DATA SHOWN:
****************

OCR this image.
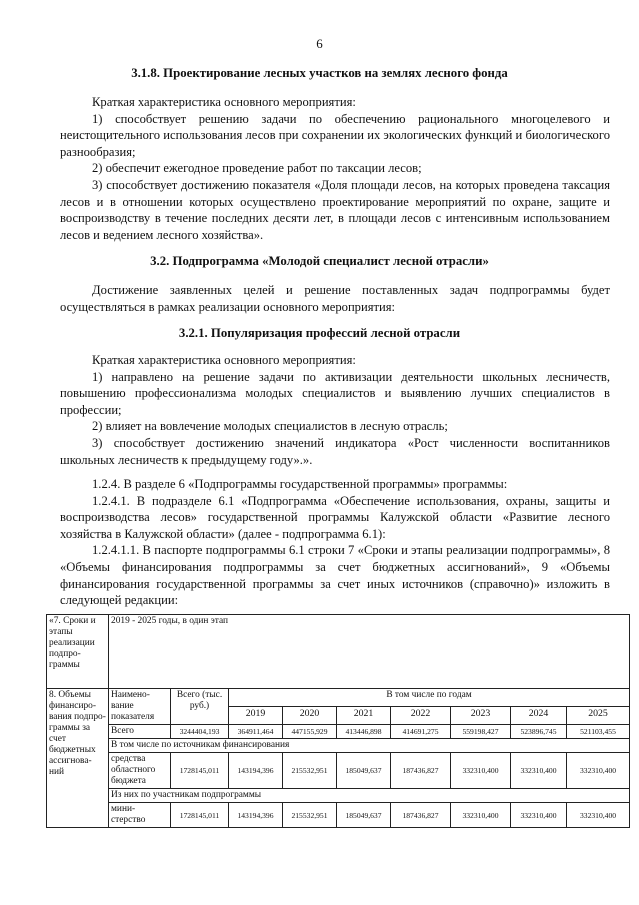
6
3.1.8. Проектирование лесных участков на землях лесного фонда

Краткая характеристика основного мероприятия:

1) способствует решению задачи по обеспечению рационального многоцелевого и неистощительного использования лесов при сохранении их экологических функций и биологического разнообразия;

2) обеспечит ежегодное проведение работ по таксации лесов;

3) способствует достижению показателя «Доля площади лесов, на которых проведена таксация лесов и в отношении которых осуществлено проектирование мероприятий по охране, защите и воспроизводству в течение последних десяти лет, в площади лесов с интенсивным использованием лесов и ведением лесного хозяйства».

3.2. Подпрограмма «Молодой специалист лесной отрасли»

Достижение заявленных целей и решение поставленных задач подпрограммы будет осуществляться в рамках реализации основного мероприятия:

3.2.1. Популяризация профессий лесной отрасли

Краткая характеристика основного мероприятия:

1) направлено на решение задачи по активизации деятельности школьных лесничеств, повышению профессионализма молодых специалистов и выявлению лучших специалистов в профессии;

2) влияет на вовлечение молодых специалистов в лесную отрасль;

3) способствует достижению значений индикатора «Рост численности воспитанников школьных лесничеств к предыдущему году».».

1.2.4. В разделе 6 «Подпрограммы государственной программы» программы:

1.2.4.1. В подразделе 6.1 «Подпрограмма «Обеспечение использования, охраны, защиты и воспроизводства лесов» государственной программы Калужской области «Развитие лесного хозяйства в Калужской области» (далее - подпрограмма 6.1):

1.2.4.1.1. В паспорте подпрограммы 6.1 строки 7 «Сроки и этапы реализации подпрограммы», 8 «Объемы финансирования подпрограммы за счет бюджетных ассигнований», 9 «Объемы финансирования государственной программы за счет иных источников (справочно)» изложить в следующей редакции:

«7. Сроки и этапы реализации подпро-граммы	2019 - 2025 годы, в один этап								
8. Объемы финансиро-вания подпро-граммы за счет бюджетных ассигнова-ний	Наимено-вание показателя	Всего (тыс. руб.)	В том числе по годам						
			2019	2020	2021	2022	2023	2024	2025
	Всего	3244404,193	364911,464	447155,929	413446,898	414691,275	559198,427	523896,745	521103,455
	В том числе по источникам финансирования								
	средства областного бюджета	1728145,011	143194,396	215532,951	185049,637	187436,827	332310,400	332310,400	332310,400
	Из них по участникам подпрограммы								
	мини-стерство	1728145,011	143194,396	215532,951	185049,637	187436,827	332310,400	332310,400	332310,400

****************

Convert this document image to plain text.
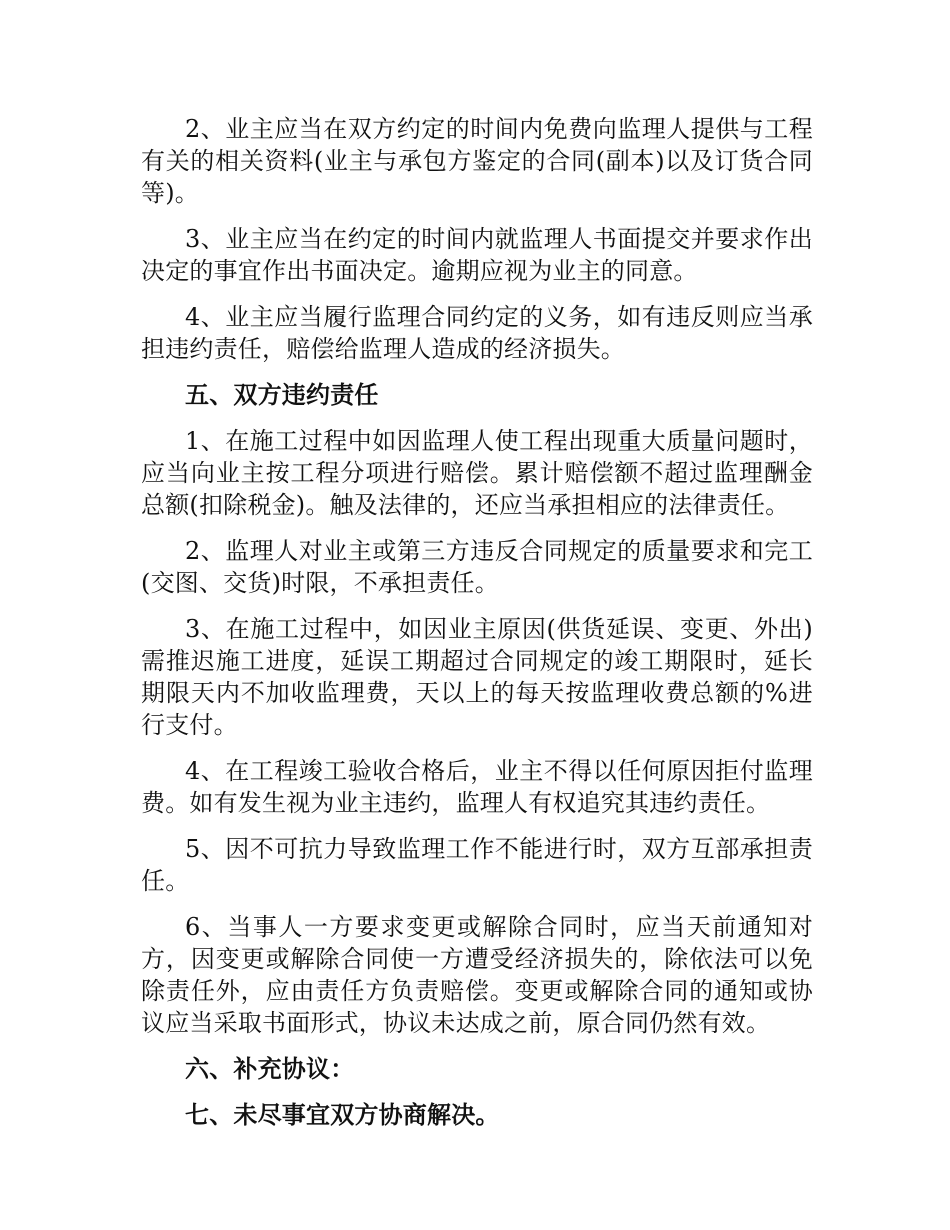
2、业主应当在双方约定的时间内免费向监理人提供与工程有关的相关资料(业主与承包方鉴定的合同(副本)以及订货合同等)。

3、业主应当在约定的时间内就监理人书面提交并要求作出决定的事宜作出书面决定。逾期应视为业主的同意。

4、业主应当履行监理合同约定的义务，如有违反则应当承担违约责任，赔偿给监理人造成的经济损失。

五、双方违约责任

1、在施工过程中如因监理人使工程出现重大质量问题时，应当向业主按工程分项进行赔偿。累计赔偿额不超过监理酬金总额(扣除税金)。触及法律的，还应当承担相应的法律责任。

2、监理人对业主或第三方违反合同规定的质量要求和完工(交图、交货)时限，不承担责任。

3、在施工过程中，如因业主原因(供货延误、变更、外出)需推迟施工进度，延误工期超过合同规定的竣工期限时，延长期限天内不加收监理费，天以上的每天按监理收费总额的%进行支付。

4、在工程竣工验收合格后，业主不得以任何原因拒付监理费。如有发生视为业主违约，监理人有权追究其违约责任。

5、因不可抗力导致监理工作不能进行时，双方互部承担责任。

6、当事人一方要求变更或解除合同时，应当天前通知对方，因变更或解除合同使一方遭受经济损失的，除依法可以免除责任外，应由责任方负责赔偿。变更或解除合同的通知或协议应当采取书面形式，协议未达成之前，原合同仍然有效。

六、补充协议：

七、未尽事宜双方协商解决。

****************

EXERCISE PROMPT: Scan the material above. Copy each line where "this" occurs.

TASK OUTPUT:
OCR this image.
Convert this document image to plain text.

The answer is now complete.